━━ Data

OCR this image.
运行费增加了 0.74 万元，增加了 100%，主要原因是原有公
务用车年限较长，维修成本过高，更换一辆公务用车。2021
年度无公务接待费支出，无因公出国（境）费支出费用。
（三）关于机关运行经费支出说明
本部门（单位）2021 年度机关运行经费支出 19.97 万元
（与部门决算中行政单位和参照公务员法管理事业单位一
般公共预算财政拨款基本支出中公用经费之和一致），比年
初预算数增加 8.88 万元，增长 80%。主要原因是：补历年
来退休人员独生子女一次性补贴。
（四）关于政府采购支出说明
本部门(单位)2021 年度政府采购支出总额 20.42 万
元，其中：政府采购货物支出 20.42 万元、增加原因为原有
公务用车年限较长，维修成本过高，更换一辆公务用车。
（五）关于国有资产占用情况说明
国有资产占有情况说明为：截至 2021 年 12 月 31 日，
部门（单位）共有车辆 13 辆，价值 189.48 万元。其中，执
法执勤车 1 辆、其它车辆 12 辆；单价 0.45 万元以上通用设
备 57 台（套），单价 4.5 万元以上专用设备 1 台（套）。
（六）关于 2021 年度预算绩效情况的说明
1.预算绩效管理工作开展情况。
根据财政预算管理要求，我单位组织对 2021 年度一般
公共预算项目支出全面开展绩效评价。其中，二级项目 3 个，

━━━━

> _Instruction_
Emit the full listing verbatim.

> _Completed exercise_
OCR this image.
运行费增加了 0.74 万元，增加了 100%，主要原因是原有公
务用车年限较长，维修成本过高，更换一辆公务用车。2021
年度无公务接待费支出，无因公出国（境）费支出费用。
（三）关于机关运行经费支出说明
本部门（单位）2021 年度机关运行经费支出 19.97 万元
（与部门决算中行政单位和参照公务员法管理事业单位一
般公共预算财政拨款基本支出中公用经费之和一致），比年
初预算数增加 8.88 万元，增长 80%。主要原因是：补历年
来退休人员独生子女一次性补贴。
（四）关于政府采购支出说明
本部门(单位)2021 年度政府采购支出总额 20.42 万
元，其中：政府采购货物支出 20.42 万元、增加原因为原有
公务用车年限较长，维修成本过高，更换一辆公务用车。
（五）关于国有资产占用情况说明
国有资产占有情况说明为：截至 2021 年 12 月 31 日，
部门（单位）共有车辆 13 辆，价值 189.48 万元。其中，执
法执勤车 1 辆、其它车辆 12 辆；单价 0.45 万元以上通用设
备 57 台（套），单价 4.5 万元以上专用设备 1 台（套）。
（六）关于 2021 年度预算绩效情况的说明
1.预算绩效管理工作开展情况。
根据财政预算管理要求，我单位组织对 2021 年度一般
公共预算项目支出全面开展绩效评价。其中，二级项目 3 个，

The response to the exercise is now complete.